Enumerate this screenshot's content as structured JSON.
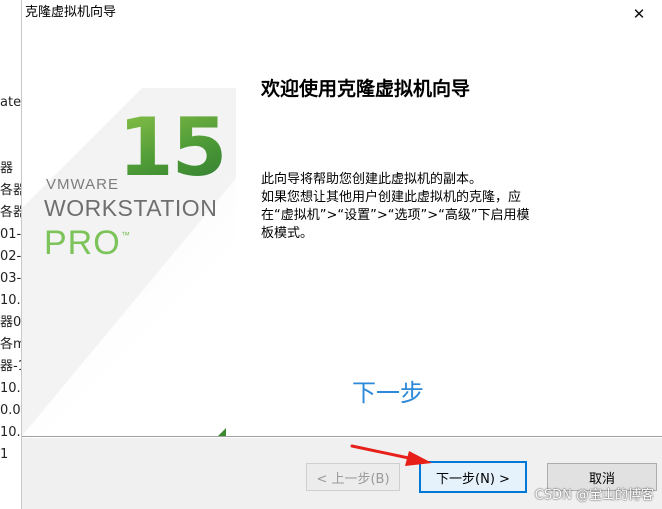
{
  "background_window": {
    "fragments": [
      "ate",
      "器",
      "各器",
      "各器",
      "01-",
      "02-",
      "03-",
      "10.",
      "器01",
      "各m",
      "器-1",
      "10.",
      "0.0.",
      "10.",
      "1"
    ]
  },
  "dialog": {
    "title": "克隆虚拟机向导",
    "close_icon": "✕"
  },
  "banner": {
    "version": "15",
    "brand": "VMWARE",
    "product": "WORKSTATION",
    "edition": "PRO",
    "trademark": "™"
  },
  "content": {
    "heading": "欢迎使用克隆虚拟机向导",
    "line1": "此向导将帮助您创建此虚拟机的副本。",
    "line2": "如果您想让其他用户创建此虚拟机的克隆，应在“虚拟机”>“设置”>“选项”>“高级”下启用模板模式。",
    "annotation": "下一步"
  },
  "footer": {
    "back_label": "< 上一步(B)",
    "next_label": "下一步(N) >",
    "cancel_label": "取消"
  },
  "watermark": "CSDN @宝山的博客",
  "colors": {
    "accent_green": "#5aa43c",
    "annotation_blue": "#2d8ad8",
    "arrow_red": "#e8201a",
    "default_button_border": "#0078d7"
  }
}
--- --- ---
- THE EXERCISE -
Pull every line containing "content" out of the data above.

- ANSWER TO THIS PROBLEM -
Enumerate this screenshot's content as structured JSON.
  "content": {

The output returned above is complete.